Extract every line that contains the word "自然经济占主导的农业国".

» Saved data entries
--

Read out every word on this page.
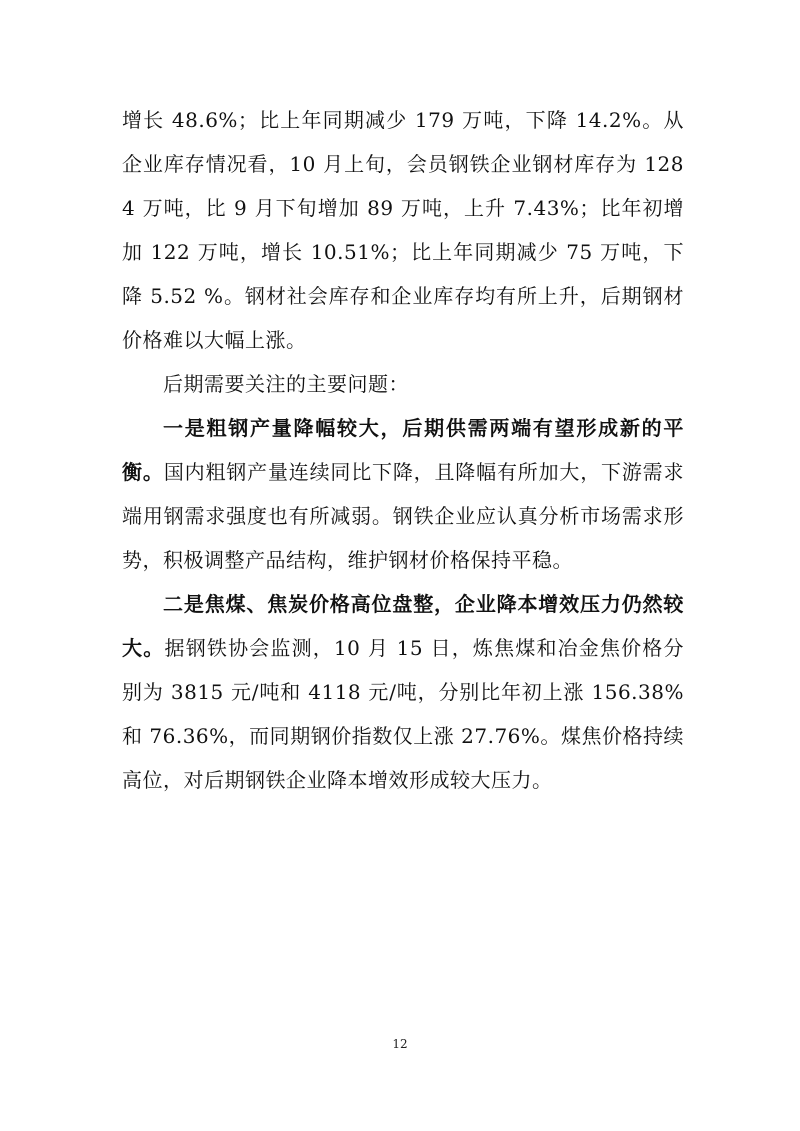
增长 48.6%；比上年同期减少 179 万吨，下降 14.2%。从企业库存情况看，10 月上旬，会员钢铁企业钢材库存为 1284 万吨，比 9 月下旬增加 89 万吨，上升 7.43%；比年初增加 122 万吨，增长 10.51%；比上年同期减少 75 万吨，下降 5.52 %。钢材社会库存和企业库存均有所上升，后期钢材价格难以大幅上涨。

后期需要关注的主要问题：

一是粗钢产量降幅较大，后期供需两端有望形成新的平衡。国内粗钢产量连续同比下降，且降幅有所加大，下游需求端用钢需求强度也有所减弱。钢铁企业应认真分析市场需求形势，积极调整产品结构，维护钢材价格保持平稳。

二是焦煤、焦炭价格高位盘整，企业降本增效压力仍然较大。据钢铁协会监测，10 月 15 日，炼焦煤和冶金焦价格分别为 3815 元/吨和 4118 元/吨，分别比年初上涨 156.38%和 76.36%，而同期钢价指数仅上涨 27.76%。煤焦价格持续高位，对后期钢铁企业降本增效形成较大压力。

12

--

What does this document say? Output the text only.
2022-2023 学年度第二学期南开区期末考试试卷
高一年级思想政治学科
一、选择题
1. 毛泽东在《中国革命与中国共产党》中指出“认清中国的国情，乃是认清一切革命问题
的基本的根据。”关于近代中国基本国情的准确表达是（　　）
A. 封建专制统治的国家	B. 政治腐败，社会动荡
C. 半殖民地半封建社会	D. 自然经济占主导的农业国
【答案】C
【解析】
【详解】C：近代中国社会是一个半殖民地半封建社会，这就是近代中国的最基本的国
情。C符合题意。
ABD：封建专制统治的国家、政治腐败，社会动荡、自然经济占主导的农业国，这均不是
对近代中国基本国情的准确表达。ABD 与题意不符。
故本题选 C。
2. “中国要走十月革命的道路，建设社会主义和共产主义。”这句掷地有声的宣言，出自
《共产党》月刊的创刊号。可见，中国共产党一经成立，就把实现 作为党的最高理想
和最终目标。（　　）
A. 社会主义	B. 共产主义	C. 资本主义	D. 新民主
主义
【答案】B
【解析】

--

» SOLUTION BELOW
C. 半殖民地半封建社会	D. 自然经济占主导的农业国
ABD：封建专制统治的国家、政治腐败，社会动荡、自然经济占主导的农业国，这均不是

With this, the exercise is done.